Excerpted data:
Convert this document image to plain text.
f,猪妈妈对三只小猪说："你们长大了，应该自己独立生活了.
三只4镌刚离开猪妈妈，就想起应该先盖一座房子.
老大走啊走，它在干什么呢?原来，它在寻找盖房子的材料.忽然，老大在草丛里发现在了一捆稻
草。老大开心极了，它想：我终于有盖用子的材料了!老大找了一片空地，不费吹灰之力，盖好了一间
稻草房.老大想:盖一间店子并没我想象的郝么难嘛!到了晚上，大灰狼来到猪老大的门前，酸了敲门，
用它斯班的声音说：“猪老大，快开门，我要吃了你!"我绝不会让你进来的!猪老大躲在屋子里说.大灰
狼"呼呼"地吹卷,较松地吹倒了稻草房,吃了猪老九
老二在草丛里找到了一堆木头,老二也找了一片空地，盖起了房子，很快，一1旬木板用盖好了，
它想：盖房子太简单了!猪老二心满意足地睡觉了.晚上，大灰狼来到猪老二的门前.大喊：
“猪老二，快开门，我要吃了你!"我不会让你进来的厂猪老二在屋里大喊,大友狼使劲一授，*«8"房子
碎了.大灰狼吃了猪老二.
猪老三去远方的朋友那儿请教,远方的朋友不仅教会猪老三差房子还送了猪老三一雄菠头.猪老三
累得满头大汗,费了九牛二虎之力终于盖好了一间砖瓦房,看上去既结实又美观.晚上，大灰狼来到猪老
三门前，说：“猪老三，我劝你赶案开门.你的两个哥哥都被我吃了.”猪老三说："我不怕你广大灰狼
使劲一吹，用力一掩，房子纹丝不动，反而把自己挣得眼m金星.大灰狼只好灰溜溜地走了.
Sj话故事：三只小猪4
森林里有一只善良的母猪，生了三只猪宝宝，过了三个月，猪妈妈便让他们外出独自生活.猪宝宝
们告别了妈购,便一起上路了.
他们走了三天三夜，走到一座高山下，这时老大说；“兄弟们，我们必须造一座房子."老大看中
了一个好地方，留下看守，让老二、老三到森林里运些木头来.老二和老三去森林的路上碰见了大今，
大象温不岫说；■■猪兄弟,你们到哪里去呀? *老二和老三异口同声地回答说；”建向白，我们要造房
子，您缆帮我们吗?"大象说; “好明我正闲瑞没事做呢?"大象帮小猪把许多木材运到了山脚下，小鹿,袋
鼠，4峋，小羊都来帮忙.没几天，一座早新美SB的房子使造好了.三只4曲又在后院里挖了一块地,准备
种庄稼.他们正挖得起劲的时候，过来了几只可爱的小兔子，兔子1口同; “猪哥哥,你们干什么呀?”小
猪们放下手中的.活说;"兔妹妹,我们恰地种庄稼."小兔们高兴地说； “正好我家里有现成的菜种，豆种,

What you will do:
Print out every entry, keeping each one exact.

The answer:
Convert this document image to plain text.
f,猪妈妈对三只小猪说："你们长大了，应该自己独立生活了.
三只4镌刚离开猪妈妈，就想起应该先盖一座房子.
老大走啊走，它在干什么呢?原来，它在寻找盖房子的材料.忽然，老大在草丛里发现在了一捆稻
草。老大开心极了，它想：我终于有盖用子的材料了!老大找了一片空地，不费吹灰之力，盖好了一间
稻草房.老大想:盖一间店子并没我想象的郝么难嘛!到了晚上，大灰狼来到猪老大的门前，酸了敲门，
用它斯班的声音说：“猪老大，快开门，我要吃了你!"我绝不会让你进来的!猪老大躲在屋子里说.大灰
狼"呼呼"地吹卷,较松地吹倒了稻草房,吃了猪老九
老二在草丛里找到了一堆木头,老二也找了一片空地，盖起了房子，很快，一1旬木板用盖好了，
它想：盖房子太简单了!猪老二心满意足地睡觉了.晚上，大灰狼来到猪老二的门前.大喊：
“猪老二，快开门，我要吃了你!"我不会让你进来的厂猪老二在屋里大喊,大友狼使劲一授，*«8"房子
碎了.大灰狼吃了猪老二.
猪老三去远方的朋友那儿请教,远方的朋友不仅教会猪老三差房子还送了猪老三一雄菠头.猪老三
累得满头大汗,费了九牛二虎之力终于盖好了一间砖瓦房,看上去既结实又美观.晚上，大灰狼来到猪老
三门前，说：“猪老三，我劝你赶案开门.你的两个哥哥都被我吃了.”猪老三说："我不怕你广大灰狼
使劲一吹，用力一掩，房子纹丝不动，反而把自己挣得眼m金星.大灰狼只好灰溜溜地走了.
Sj话故事：三只小猪4
森林里有一只善良的母猪，生了三只猪宝宝，过了三个月，猪妈妈便让他们外出独自生活.猪宝宝
们告别了妈购,便一起上路了.
他们走了三天三夜，走到一座高山下，这时老大说；“兄弟们，我们必须造一座房子."老大看中
了一个好地方，留下看守，让老二、老三到森林里运些木头来.老二和老三去森林的路上碰见了大今，
大象温不岫说；■■猪兄弟,你们到哪里去呀? *老二和老三异口同声地回答说；”建向白，我们要造房
子，您缆帮我们吗?"大象说; “好明我正闲瑞没事做呢?"大象帮小猪把许多木材运到了山脚下，小鹿,袋
鼠，4峋，小羊都来帮忙.没几天，一座早新美SB的房子使造好了.三只4曲又在后院里挖了一块地,准备
种庄稼.他们正挖得起劲的时候，过来了几只可爱的小兔子，兔子1口同; “猪哥哥,你们干什么呀?”小
猪们放下手中的.活说;"兔妹妹,我们恰地种庄稼."小兔们高兴地说； “正好我家里有现成的菜种，豆种,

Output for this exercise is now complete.